■ EXERCISE PROMPT
Copy the loneliness-at-university piece between "And being first-generation" and "among university students.", inclusive, swapping "researching" for "reading".

■ TEXT EXCERPT

──────────

Experiencing loneliness at university
For Loneliness Awarenss Week 2025, Molly shares her experience with loneliness at university and the importance of checking in with one another and recognising how loneliness can differ based on lived experience.
- Transcript
This week is Loneliness Awareness Week and it feels important to speak honestly about something that’s easy to hide but hard to live with. There were weeks when I’d sit in my room for hours on end. Not studying. Not resting. Just… existing.
I avoided eye contact. I avoided hallways. Even the sound of laughter in the kitchen made me tense up.I could be in a room with twenty other students and still feel completely invisible.
I’d sit quietly, pretending to scroll on my phone so no one would see how out of place I felt.
I’d eat breakfast, lunch, and dinner alone - not because I wanted to, but because the thought of starting a conversation felt like climbing a mountain.And the worst part? I couldn’t explain it.
I didn’t feel sad all the time, so I thought, This is different to depression, right?
But something still felt… heavy. Dull. Empty.
Being around people didn’t always help — in fact, at times, it made the loneliness feel even more isolating.
There’s still a stigma around loneliness, like it’s something to be ashamed of. Even when those around me admitted they felt lonely too, no one really knew how to talk about it — let alone how to support each other through it.
There’s also this common misconception that loneliness only affects a certain group — often the elderly.
But in reality, it can affect anyone. And more often than not, it’s young people who are feeling it the most.
Eventually, I saw my student counsellor. I remember saying, “I don’t know what this feeling is — I just know I don’t want to feel it anymore.” That’s when we started talking about loneliness. And not the kind of loneliness that goes away when you're in a crowd. This was deeper — like a constant hum in the background of everything I did.
Being estranged meant I didn’t have the safety net a lot of students rely on.
No parents to call. No family to visit. No one to remind me I mattered.
And being first-generation meant I was navigating university totally blind - no guidance, no lived advice. So when I felt lonely, it wasn’t just social — it felt like I was cut off from every kind of support system.What helped me begin to cope was naming it. Saying out loud: I am lonely.
And then something shifted.I started researching - looking for anything to prove I wasn’t the only one.
That’s when I found that nearly 2 million young people aged 16 to 24 in the UK report feeling lonely, a number that’s rising, especially among university students.
That number stopped me. Because I realised loneliness doesn’t look like what you think it does — and I wasn’t broken. I was part of something bigger.
Loneliness Awareness Week is here to challenge the stigma. To remind us that loneliness isn’t weakness - it’s human. And it can happen even when you’re doing all the “right” things — going to uni, joining societies, showing up.
So if you're feeling it now, please know:
You are not alone. There is nothing wrong with you. You deserve support, connection, and understanding - not just during this week, but every week.So let’s talk about it. Let’s check in with each other. And most of all — let’s remind ourselves that we belong here, even on the days it doesn’t feel that way.

──────────

■ MATERIAL PROVIDED

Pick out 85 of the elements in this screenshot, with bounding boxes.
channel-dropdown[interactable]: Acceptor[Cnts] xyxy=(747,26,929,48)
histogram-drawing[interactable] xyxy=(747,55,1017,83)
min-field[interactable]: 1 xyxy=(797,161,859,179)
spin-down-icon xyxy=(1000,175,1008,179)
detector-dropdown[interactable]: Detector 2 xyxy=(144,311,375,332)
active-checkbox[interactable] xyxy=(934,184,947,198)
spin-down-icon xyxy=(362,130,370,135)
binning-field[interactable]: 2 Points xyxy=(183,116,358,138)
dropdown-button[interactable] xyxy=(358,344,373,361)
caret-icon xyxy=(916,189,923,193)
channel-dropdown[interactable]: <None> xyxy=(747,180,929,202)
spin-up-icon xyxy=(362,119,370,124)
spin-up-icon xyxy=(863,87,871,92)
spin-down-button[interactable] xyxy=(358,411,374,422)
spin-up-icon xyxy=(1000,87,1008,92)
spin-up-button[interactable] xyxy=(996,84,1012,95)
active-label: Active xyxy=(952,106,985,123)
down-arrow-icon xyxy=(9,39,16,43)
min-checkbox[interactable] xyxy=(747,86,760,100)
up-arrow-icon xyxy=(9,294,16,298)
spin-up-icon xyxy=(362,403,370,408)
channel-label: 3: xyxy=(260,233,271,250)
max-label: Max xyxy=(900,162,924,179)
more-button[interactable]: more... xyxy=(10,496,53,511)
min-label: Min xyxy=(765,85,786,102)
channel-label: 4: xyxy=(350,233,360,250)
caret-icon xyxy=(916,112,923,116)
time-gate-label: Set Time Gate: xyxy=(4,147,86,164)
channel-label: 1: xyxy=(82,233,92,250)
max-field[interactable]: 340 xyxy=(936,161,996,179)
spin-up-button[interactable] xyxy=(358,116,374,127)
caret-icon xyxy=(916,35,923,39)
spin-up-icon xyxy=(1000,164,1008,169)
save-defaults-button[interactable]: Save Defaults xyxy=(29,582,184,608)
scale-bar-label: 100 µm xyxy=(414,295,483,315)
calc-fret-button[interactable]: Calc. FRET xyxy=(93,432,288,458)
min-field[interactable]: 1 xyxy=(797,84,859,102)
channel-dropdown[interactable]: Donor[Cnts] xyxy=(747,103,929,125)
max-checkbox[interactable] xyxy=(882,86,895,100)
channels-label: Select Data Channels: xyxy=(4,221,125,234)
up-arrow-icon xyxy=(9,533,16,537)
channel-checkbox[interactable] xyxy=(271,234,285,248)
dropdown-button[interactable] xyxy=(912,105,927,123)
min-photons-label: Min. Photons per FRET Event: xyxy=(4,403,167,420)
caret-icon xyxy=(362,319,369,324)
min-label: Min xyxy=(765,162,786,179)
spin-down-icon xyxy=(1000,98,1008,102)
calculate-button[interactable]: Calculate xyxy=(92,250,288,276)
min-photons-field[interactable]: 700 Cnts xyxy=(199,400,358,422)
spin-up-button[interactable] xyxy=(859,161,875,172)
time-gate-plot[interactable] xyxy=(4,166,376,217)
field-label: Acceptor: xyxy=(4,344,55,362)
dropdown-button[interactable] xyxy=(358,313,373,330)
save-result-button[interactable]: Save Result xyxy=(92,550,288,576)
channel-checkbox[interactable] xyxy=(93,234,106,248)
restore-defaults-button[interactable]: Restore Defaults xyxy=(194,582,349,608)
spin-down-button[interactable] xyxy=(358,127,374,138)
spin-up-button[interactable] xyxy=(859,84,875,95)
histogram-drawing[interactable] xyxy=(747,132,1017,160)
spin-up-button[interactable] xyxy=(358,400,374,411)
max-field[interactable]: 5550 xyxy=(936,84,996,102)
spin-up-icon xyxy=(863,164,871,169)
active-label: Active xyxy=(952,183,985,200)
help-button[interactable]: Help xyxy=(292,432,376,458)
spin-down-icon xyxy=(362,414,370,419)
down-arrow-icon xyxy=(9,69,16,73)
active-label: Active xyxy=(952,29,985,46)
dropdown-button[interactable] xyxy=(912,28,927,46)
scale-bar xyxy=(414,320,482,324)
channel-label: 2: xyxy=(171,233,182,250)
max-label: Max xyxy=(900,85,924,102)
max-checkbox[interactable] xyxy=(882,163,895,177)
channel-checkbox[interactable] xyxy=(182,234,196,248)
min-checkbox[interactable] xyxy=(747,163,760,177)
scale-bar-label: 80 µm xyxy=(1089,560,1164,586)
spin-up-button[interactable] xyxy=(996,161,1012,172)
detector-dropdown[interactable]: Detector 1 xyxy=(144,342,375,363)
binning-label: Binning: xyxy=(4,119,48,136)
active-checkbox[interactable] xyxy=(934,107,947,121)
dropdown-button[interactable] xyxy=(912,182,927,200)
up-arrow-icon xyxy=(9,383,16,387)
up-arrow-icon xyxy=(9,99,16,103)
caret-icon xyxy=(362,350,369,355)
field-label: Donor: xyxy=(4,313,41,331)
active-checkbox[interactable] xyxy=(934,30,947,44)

──────────

■ EXERCISE RESULT
And being first-generation meant I was navigating university totally blind - no guidance, no lived advice. So when I felt lonely, it wasn’t just social — it felt like I was cut off from every kind of support system.What helped me begin to cope was naming it. Saying out loud: I am lonely.
And then something shifted.I started reading - looking for anything to prove I wasn’t the only one.
That’s when I found that nearly 2 million young people aged 16 to 24 in the UK report feeling lonely, a number that’s rising, especially among university students.